(Excerpts from a figure dataset)
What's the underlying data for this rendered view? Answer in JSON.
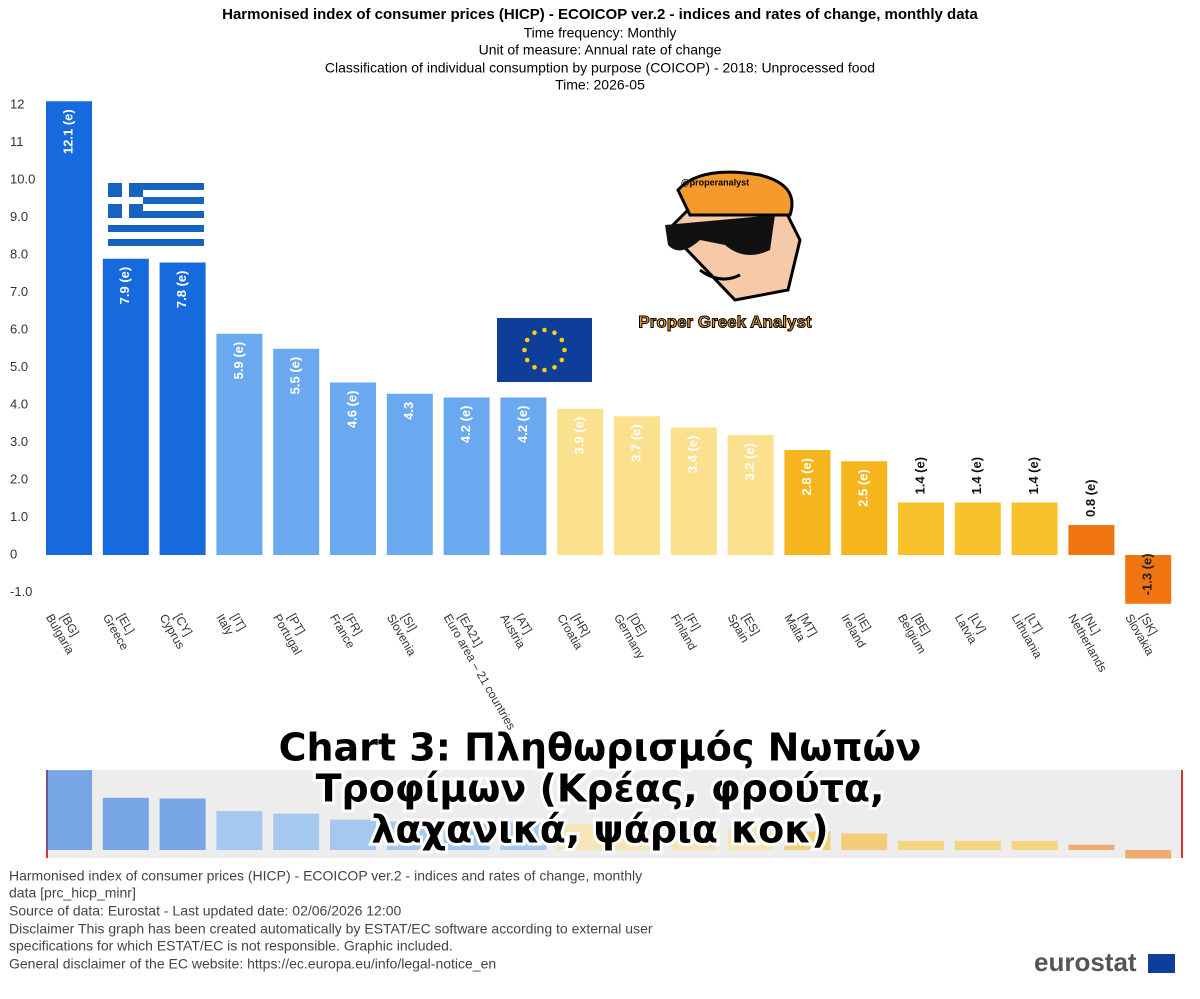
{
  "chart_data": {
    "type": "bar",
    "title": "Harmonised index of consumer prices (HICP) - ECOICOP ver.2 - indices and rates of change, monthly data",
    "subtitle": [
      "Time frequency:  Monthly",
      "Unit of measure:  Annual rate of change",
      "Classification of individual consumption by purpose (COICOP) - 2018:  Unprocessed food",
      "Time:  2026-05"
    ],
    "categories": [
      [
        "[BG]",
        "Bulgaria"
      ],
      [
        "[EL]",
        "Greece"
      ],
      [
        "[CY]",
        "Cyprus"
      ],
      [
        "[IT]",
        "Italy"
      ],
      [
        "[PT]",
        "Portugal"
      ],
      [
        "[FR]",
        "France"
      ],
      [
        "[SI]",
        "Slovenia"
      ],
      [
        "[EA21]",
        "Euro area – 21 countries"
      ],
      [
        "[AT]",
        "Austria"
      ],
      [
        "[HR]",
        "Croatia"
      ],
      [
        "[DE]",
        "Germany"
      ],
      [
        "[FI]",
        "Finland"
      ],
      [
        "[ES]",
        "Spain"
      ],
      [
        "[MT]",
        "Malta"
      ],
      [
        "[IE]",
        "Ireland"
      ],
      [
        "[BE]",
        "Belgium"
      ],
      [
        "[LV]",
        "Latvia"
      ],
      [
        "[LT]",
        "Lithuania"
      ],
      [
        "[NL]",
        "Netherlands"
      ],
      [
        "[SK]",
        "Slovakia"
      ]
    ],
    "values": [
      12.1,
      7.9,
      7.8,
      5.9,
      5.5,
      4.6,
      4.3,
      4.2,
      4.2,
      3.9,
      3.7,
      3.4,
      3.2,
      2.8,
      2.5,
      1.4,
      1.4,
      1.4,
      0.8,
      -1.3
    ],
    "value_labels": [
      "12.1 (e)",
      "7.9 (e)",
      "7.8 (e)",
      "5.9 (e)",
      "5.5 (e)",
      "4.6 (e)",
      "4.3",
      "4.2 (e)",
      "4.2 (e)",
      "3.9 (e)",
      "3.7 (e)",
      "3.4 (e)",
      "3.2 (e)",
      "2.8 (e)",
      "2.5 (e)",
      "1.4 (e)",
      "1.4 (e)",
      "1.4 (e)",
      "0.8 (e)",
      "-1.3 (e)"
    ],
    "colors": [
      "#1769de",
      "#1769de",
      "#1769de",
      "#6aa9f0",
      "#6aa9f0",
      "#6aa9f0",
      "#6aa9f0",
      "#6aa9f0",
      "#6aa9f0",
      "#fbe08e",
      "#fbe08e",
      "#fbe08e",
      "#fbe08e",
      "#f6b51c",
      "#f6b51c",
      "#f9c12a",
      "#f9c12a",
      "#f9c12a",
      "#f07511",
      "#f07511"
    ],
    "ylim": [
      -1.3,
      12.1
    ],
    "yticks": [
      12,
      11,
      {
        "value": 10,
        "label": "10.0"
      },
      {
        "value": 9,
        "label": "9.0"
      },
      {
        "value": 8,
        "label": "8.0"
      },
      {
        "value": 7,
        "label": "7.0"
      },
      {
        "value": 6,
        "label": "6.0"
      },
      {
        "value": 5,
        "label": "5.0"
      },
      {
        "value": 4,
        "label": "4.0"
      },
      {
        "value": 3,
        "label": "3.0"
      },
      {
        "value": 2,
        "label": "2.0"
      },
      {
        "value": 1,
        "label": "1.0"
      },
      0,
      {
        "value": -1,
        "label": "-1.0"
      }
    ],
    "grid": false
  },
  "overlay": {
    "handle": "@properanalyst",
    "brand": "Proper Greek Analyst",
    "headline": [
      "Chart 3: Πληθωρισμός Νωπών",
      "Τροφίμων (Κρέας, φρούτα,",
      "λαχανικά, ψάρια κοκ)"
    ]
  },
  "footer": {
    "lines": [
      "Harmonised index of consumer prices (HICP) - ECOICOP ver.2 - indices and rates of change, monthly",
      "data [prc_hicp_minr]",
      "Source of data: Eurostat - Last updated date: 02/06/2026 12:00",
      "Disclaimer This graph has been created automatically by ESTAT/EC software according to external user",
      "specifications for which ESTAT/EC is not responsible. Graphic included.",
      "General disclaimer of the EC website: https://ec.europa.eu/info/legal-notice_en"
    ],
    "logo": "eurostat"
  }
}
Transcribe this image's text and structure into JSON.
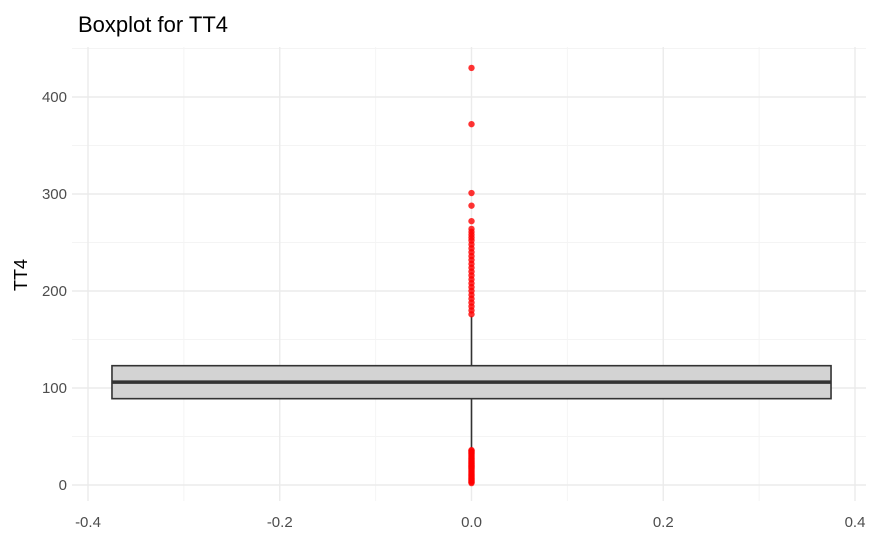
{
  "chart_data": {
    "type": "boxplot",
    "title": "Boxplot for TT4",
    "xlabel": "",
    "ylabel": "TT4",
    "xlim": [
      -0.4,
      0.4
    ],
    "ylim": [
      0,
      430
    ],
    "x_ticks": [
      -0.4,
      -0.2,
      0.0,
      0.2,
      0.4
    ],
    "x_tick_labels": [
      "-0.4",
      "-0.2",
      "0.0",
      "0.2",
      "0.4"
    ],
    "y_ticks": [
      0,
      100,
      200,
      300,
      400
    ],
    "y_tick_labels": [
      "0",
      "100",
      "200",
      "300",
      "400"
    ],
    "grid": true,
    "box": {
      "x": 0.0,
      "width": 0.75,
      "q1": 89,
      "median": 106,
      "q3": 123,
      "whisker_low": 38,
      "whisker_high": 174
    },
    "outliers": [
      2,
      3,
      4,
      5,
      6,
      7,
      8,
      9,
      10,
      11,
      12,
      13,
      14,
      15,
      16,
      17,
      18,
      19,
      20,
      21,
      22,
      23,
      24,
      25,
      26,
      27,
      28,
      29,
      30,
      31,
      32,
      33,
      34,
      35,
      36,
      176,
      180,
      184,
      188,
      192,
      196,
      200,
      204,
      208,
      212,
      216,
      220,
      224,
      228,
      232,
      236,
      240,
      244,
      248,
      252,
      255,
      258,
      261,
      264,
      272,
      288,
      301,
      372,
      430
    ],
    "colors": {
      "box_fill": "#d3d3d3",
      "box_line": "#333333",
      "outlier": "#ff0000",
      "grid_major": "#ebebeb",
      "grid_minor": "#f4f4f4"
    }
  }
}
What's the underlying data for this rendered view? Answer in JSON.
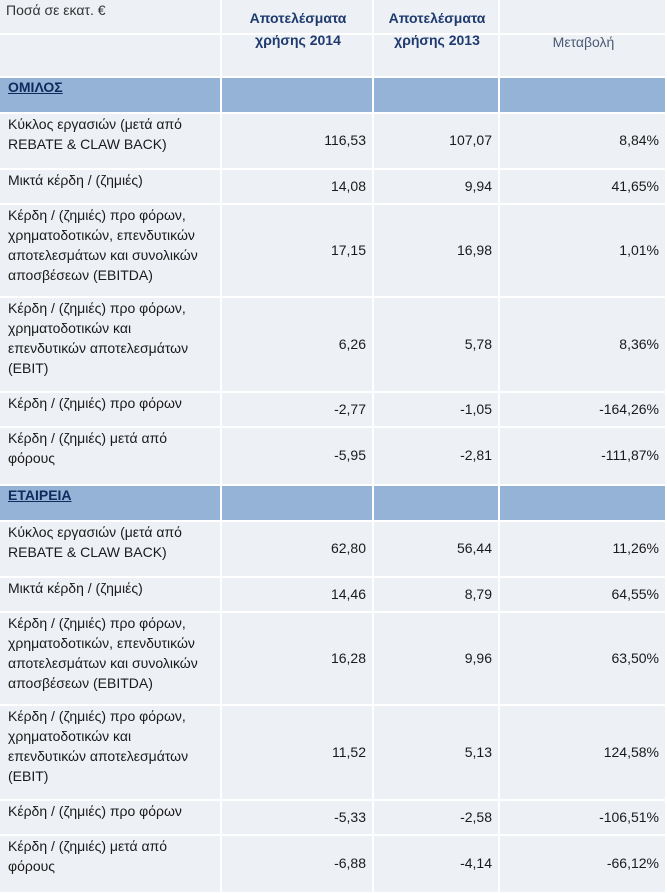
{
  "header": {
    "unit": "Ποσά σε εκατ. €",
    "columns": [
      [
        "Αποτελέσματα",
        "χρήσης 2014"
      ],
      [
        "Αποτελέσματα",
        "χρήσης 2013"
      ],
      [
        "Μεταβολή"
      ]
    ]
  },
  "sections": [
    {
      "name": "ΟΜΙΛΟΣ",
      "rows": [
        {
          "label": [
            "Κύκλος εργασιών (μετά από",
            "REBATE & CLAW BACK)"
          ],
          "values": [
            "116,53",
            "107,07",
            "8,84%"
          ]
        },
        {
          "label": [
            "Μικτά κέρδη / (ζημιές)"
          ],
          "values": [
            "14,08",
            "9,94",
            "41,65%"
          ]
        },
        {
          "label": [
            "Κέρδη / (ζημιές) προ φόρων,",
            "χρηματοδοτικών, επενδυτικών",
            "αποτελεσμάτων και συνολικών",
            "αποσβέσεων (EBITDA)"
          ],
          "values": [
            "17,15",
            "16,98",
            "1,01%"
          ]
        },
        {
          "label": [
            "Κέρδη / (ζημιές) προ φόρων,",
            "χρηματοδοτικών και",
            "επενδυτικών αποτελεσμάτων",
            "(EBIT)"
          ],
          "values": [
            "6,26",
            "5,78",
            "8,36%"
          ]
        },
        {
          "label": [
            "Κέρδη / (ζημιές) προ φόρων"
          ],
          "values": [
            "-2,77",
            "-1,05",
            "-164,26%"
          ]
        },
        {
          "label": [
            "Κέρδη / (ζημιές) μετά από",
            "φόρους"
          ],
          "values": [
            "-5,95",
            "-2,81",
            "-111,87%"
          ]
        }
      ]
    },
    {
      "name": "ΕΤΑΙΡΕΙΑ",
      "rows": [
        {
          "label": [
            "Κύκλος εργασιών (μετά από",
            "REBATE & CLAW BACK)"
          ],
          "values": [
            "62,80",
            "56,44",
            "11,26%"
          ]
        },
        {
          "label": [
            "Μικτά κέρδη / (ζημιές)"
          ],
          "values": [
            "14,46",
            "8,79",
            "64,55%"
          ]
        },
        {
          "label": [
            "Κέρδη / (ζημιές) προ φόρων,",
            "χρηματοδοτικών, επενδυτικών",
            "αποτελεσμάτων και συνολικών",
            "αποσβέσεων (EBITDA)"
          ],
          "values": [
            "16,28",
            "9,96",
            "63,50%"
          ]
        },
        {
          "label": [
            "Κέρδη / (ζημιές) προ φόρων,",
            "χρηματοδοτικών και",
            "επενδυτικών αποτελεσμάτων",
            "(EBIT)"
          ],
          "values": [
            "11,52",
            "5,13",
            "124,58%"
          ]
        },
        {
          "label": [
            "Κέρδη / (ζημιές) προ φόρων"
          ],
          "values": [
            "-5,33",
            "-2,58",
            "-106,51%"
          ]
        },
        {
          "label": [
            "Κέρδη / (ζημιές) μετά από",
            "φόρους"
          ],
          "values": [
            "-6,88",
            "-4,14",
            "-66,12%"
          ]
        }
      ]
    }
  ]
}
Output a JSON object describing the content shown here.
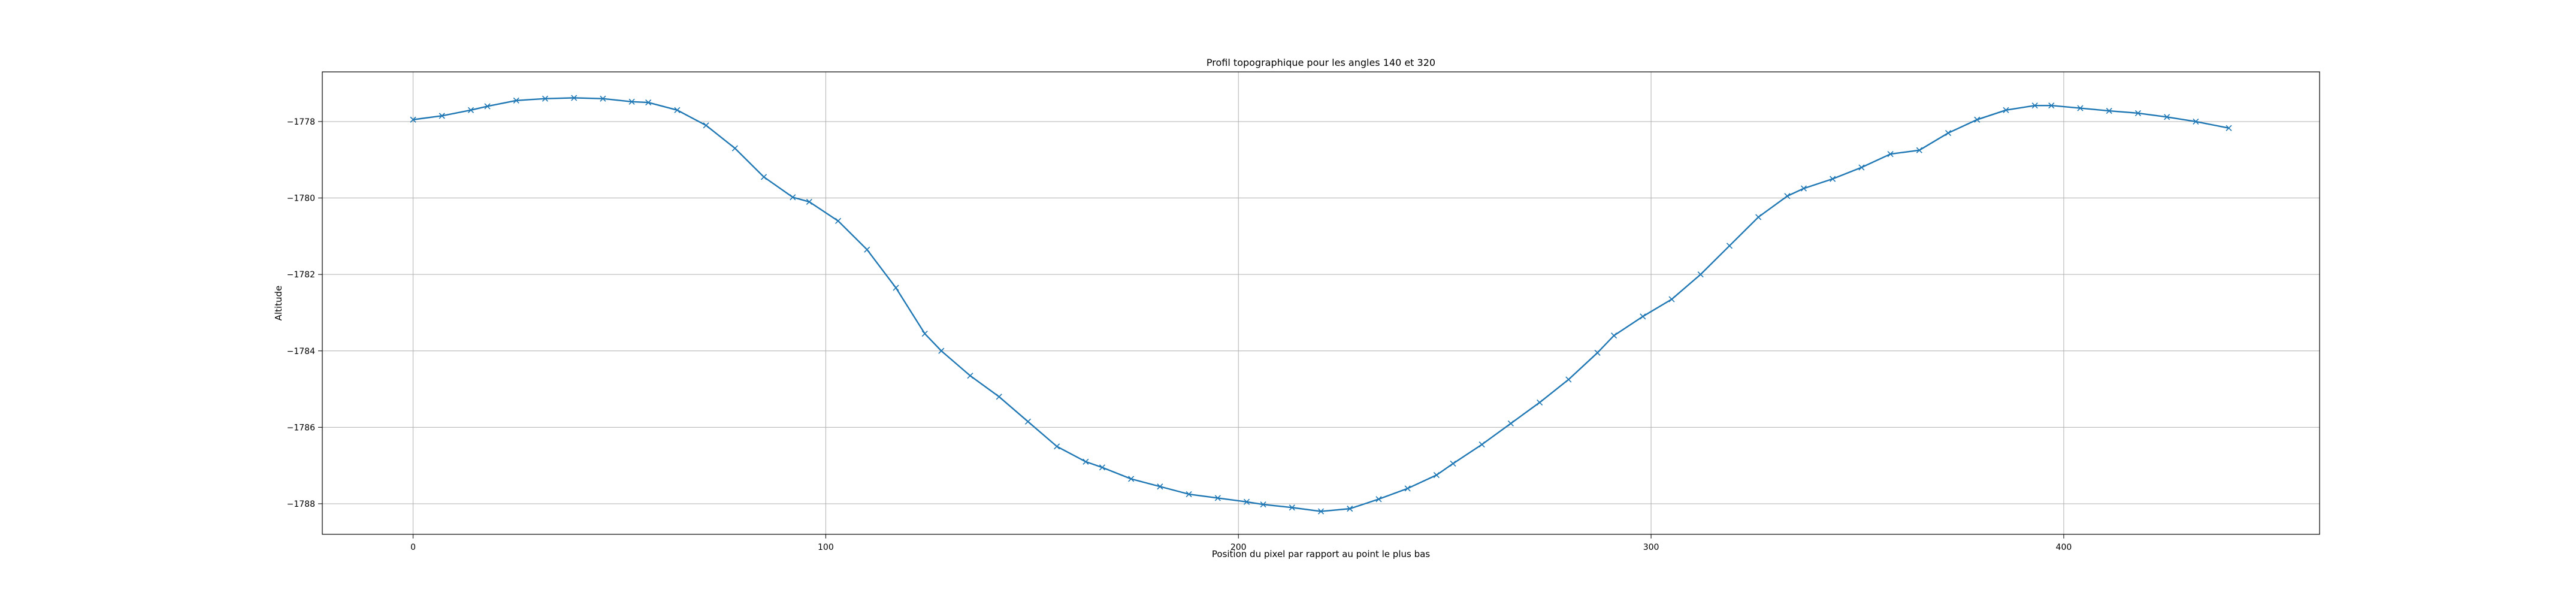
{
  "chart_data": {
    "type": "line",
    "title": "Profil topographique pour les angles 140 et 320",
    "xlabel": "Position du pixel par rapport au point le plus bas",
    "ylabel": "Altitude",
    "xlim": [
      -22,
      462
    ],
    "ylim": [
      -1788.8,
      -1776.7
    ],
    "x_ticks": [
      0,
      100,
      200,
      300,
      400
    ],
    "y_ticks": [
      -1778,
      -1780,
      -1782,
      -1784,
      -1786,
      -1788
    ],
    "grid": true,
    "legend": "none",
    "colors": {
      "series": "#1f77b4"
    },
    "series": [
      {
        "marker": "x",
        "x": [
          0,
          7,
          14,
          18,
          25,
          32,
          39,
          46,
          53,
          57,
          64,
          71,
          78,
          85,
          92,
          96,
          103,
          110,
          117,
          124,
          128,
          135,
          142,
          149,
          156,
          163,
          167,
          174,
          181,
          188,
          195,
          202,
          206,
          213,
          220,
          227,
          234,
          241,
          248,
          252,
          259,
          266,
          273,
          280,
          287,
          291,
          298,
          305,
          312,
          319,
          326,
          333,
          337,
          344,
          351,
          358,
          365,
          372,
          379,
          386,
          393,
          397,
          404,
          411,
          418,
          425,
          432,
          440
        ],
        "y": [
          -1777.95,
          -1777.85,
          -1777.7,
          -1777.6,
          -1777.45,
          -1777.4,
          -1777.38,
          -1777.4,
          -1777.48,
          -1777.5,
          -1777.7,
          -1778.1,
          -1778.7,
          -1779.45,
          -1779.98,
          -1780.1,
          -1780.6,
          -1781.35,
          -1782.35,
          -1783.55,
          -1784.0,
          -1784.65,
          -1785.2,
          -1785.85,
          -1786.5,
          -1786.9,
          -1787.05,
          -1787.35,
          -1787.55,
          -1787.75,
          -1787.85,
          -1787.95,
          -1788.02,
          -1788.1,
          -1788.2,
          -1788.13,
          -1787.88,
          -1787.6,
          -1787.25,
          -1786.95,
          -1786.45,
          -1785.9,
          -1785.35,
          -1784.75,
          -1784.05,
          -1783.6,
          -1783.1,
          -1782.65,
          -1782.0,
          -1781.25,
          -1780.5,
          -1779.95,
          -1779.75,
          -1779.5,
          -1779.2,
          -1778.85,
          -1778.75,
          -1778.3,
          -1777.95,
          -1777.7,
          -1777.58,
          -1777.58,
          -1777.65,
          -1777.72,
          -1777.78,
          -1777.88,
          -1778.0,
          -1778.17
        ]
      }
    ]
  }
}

*WRITTEN EXERCISE*. Search the data for "ECOICOP". Copy every line that has it.

*EXERCISE ANSWER*.
    "title": "Harmonised index of consumer prices (HICP) - ECOICOP ver.2 - indices and rates of change, monthly data",
      "Harmonised index of consumer prices (HICP) - ECOICOP ver.2 - indices and rates of change, monthly",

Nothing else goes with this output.